╭─ Bereitgestelltes Material

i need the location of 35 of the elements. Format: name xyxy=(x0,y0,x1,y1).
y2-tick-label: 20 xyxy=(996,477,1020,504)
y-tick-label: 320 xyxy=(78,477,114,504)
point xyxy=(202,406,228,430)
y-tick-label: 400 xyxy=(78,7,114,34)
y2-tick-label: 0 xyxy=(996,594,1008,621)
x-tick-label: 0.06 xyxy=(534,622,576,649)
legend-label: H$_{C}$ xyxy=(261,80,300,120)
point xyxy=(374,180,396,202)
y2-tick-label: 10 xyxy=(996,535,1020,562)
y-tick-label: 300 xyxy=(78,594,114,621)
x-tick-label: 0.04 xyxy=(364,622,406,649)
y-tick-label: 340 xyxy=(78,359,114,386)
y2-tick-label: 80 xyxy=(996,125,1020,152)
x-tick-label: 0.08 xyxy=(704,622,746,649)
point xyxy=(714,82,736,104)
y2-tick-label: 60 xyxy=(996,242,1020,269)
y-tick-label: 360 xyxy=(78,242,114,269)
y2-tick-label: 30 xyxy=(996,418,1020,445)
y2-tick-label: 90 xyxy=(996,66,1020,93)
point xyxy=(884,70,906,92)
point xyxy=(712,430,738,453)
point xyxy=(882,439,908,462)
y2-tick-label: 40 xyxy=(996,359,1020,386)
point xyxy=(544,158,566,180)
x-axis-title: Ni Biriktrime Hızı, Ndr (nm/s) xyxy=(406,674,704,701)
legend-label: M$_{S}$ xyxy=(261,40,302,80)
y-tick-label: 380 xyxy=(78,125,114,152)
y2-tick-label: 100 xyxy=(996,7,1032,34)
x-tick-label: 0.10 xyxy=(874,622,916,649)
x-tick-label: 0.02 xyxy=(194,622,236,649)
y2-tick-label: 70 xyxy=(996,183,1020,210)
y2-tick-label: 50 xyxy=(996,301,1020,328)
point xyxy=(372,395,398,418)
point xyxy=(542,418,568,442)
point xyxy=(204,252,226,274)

╰─

• **Aufgabenbeschreibung**: Gib die Zeilen des obigen Materials unverändert wieder, und zwar vollständig.

• **Lösung**:
i need the location of 35 of the elements. Format: name xyxy=(x0,y0,x1,y1).
y2-tick-label: 20 xyxy=(996,477,1020,504)
y-tick-label: 320 xyxy=(78,477,114,504)
point xyxy=(202,406,228,430)
y-tick-label: 400 xyxy=(78,7,114,34)
y2-tick-label: 0 xyxy=(996,594,1008,621)
x-tick-label: 0.06 xyxy=(534,622,576,649)
legend-label: H$_{C}$ xyxy=(261,80,300,120)
point xyxy=(374,180,396,202)
y2-tick-label: 10 xyxy=(996,535,1020,562)
y-tick-label: 300 xyxy=(78,594,114,621)
x-tick-label: 0.04 xyxy=(364,622,406,649)
y-tick-label: 340 xyxy=(78,359,114,386)
y2-tick-label: 80 xyxy=(996,125,1020,152)
x-tick-label: 0.08 xyxy=(704,622,746,649)
point xyxy=(714,82,736,104)
y2-tick-label: 60 xyxy=(996,242,1020,269)
y-tick-label: 360 xyxy=(78,242,114,269)
y2-tick-label: 30 xyxy=(996,418,1020,445)
y2-tick-label: 90 xyxy=(996,66,1020,93)
point xyxy=(884,70,906,92)
point xyxy=(712,430,738,453)
point xyxy=(882,439,908,462)
y2-tick-label: 40 xyxy=(996,359,1020,386)
point xyxy=(544,158,566,180)
x-axis-title: Ni Biriktrime Hızı, Ndr (nm/s) xyxy=(406,674,704,701)
legend-label: M$_{S}$ xyxy=(261,40,302,80)
y-tick-label: 380 xyxy=(78,125,114,152)
y2-tick-label: 100 xyxy=(996,7,1032,34)
x-tick-label: 0.10 xyxy=(874,622,916,649)
x-tick-label: 0.02 xyxy=(194,622,236,649)
y2-tick-label: 70 xyxy=(996,183,1020,210)
y2-tick-label: 50 xyxy=(996,301,1020,328)
point xyxy=(372,395,398,418)
point xyxy=(542,418,568,442)
point xyxy=(204,252,226,274)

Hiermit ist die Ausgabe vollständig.